> [PROBLEM DESCRIPTION] Extract all lines that hold the string "counts".

— Begin STORED DATA —

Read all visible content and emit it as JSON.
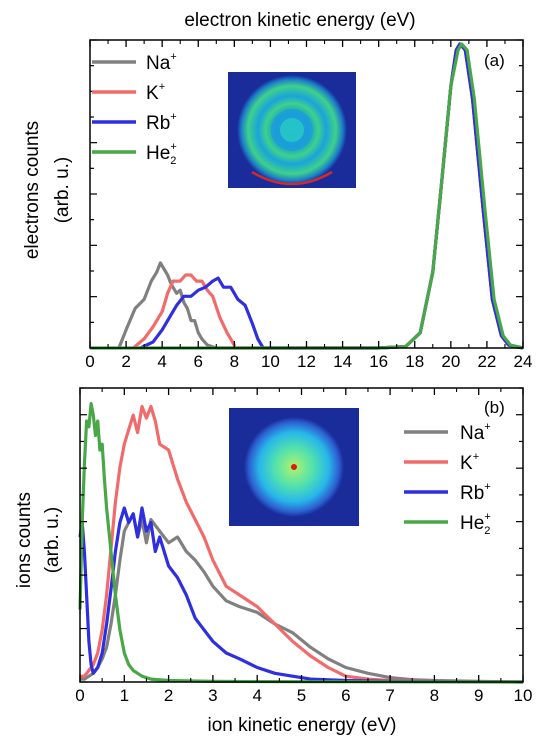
{
  "chart_data": [
    {
      "type": "line",
      "panel_label": "(a)",
      "xlabel": "electron kinetic energy (eV)",
      "xlabel_position": "top",
      "ylabel": "electrons counts",
      "ylabel_units": "(arb. u.)",
      "xlim": [
        0,
        24
      ],
      "ylim": [
        0,
        1.0
      ],
      "x_ticks": [
        "0",
        "2",
        "4",
        "6",
        "8",
        "10",
        "12",
        "14",
        "16",
        "18",
        "20",
        "22",
        "24"
      ],
      "y_tick_labels": false,
      "grid": false,
      "legend_position": "top-left",
      "inset": "electron velocity-map image (ring pattern)",
      "series": [
        {
          "name": "Na",
          "charge": "+",
          "color": "#808080",
          "x": [
            1.6,
            2.0,
            2.5,
            3.0,
            3.4,
            3.7,
            3.9,
            4.1,
            4.3,
            4.5,
            4.8,
            5.0,
            5.2,
            5.4,
            5.6,
            5.8,
            6.0,
            6.2,
            6.5,
            7.0,
            8,
            16,
            17.5,
            18.3,
            19.0,
            19.5,
            20.0,
            20.3,
            20.5,
            20.8,
            21.2,
            21.8,
            22.3,
            22.8,
            23.2,
            24.0
          ],
          "y": [
            0,
            0.06,
            0.13,
            0.16,
            0.22,
            0.25,
            0.28,
            0.26,
            0.24,
            0.21,
            0.18,
            0.19,
            0.15,
            0.13,
            0.09,
            0.09,
            0.05,
            0.03,
            0.01,
            0,
            0,
            0,
            0.005,
            0.05,
            0.25,
            0.55,
            0.86,
            0.98,
            1.0,
            0.98,
            0.82,
            0.45,
            0.16,
            0.04,
            0.01,
            0
          ]
        },
        {
          "name": "K",
          "charge": "+",
          "color": "#f26b6b",
          "x": [
            2.4,
            3.0,
            3.5,
            4.0,
            4.3,
            4.6,
            5.0,
            5.3,
            5.6,
            5.9,
            6.2,
            6.5,
            6.8,
            7.2,
            7.6,
            8.0,
            8,
            16,
            17.5,
            18.3,
            19.0,
            19.5,
            20.0,
            20.3,
            20.5,
            20.8,
            21.2,
            21.8,
            22.3,
            22.8,
            23.2,
            24.0
          ],
          "y": [
            0,
            0.03,
            0.07,
            0.12,
            0.18,
            0.22,
            0.22,
            0.24,
            0.24,
            0.22,
            0.22,
            0.19,
            0.17,
            0.1,
            0.05,
            0.01,
            0,
            0,
            0.005,
            0.05,
            0.25,
            0.55,
            0.86,
            0.98,
            1.0,
            0.98,
            0.82,
            0.45,
            0.16,
            0.04,
            0.01,
            0
          ]
        },
        {
          "name": "Rb",
          "charge": "+",
          "color": "#2f2fe0",
          "x": [
            2.8,
            3.5,
            4.0,
            4.4,
            4.8,
            5.2,
            5.6,
            6.0,
            6.4,
            6.8,
            7.1,
            7.4,
            7.8,
            8.2,
            8.6,
            9.0,
            9.3,
            9.6,
            16,
            17.5,
            18.3,
            19.0,
            19.5,
            20.0,
            20.3,
            20.5,
            20.8,
            21.2,
            21.8,
            22.3,
            22.8,
            23.2,
            24.0
          ],
          "y": [
            0,
            0.02,
            0.06,
            0.1,
            0.14,
            0.17,
            0.17,
            0.19,
            0.2,
            0.22,
            0.23,
            0.2,
            0.2,
            0.16,
            0.14,
            0.08,
            0.03,
            0,
            0,
            0.005,
            0.05,
            0.25,
            0.55,
            0.86,
            0.98,
            1.0,
            0.98,
            0.82,
            0.45,
            0.16,
            0.04,
            0.01,
            0
          ]
        },
        {
          "name": "He",
          "charge": "+",
          "subscript": "2",
          "color": "#48a848",
          "x": [
            0,
            16,
            17.5,
            18.3,
            19.0,
            19.5,
            20.0,
            20.4,
            20.6,
            20.9,
            21.3,
            21.9,
            22.4,
            22.9,
            23.3,
            24.0
          ],
          "y": [
            0,
            0,
            0.005,
            0.05,
            0.25,
            0.55,
            0.86,
            0.98,
            1.0,
            0.98,
            0.82,
            0.45,
            0.16,
            0.04,
            0.01,
            0
          ]
        }
      ]
    },
    {
      "type": "line",
      "panel_label": "(b)",
      "xlabel": "ion kinetic energy (eV)",
      "ylabel": "ions counts",
      "ylabel_units": "(arb. u.)",
      "xlim": [
        0,
        10
      ],
      "ylim": [
        0,
        1.0
      ],
      "x_ticks": [
        "0",
        "1",
        "2",
        "3",
        "4",
        "5",
        "6",
        "7",
        "8",
        "9",
        "10"
      ],
      "y_tick_labels": false,
      "grid": false,
      "legend_position": "top-right",
      "inset": "ion velocity-map image (central spot)",
      "series": [
        {
          "name": "Na",
          "charge": "+",
          "color": "#808080",
          "x": [
            0,
            0.1,
            0.2,
            0.3,
            0.4,
            0.5,
            0.6,
            0.7,
            0.8,
            0.9,
            1.0,
            1.1,
            1.2,
            1.3,
            1.4,
            1.5,
            1.6,
            1.8,
            2.0,
            2.2,
            2.4,
            2.6,
            2.8,
            3.0,
            3.3,
            3.6,
            4.0,
            4.4,
            4.8,
            5.2,
            5.6,
            6.0,
            6.5,
            7.0,
            7.5,
            8.0,
            9.0,
            10.0
          ],
          "y": [
            0.01,
            0.01,
            0.02,
            0.03,
            0.05,
            0.08,
            0.12,
            0.2,
            0.3,
            0.42,
            0.52,
            0.55,
            0.58,
            0.5,
            0.56,
            0.48,
            0.56,
            0.52,
            0.48,
            0.5,
            0.45,
            0.42,
            0.38,
            0.33,
            0.28,
            0.26,
            0.24,
            0.2,
            0.17,
            0.12,
            0.08,
            0.05,
            0.03,
            0.015,
            0.008,
            0.005,
            0.002,
            0
          ]
        },
        {
          "name": "K",
          "charge": "+",
          "color": "#f26b6b",
          "x": [
            0,
            0.1,
            0.2,
            0.3,
            0.4,
            0.5,
            0.6,
            0.7,
            0.8,
            0.9,
            1.0,
            1.1,
            1.2,
            1.3,
            1.4,
            1.5,
            1.6,
            1.7,
            1.8,
            2.0,
            2.2,
            2.4,
            2.6,
            2.8,
            3.0,
            3.3,
            3.6,
            4.0,
            4.4,
            4.8,
            5.2,
            5.6,
            6.0,
            6.5,
            7.0,
            8.0,
            10.0
          ],
          "y": [
            0.02,
            0.02,
            0.04,
            0.06,
            0.1,
            0.18,
            0.3,
            0.46,
            0.62,
            0.74,
            0.82,
            0.87,
            0.92,
            0.86,
            0.95,
            0.91,
            0.95,
            0.9,
            0.82,
            0.8,
            0.7,
            0.62,
            0.56,
            0.5,
            0.42,
            0.33,
            0.3,
            0.26,
            0.2,
            0.14,
            0.09,
            0.05,
            0.02,
            0.01,
            0.005,
            0.002,
            0
          ]
        },
        {
          "name": "Rb",
          "charge": "+",
          "color": "#2f2fe0",
          "x": [
            0,
            0.05,
            0.1,
            0.15,
            0.2,
            0.25,
            0.3,
            0.4,
            0.5,
            0.6,
            0.7,
            0.8,
            0.9,
            1.0,
            1.1,
            1.2,
            1.3,
            1.4,
            1.5,
            1.6,
            1.7,
            1.8,
            2.0,
            2.2,
            2.4,
            2.6,
            2.8,
            3.0,
            3.3,
            3.6,
            4.0,
            4.4,
            4.8,
            5.2,
            6.0,
            7.0,
            10.0
          ],
          "y": [
            0.5,
            0.55,
            0.45,
            0.3,
            0.14,
            0.06,
            0.03,
            0.05,
            0.1,
            0.2,
            0.32,
            0.45,
            0.55,
            0.6,
            0.55,
            0.58,
            0.5,
            0.6,
            0.52,
            0.55,
            0.45,
            0.5,
            0.4,
            0.36,
            0.3,
            0.22,
            0.18,
            0.14,
            0.1,
            0.08,
            0.05,
            0.03,
            0.02,
            0.01,
            0.005,
            0.002,
            0
          ]
        },
        {
          "name": "He",
          "charge": "+",
          "subscript": "2",
          "color": "#48a848",
          "x": [
            0,
            0.05,
            0.1,
            0.15,
            0.2,
            0.25,
            0.3,
            0.35,
            0.4,
            0.45,
            0.5,
            0.55,
            0.6,
            0.7,
            0.8,
            0.9,
            1.0,
            1.1,
            1.2,
            1.4,
            1.6,
            2.0,
            3.0,
            5.0,
            10.0
          ],
          "y": [
            0.25,
            0.55,
            0.75,
            0.9,
            0.88,
            0.96,
            0.92,
            0.85,
            0.9,
            0.8,
            0.82,
            0.7,
            0.6,
            0.45,
            0.3,
            0.18,
            0.1,
            0.06,
            0.04,
            0.02,
            0.01,
            0.005,
            0.002,
            0.001,
            0
          ]
        }
      ]
    }
  ]
}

— End STORED DATA —

> [FULL SOLUTION]
      "ylabel": "electrons counts",
      "ylabel": "ions counts",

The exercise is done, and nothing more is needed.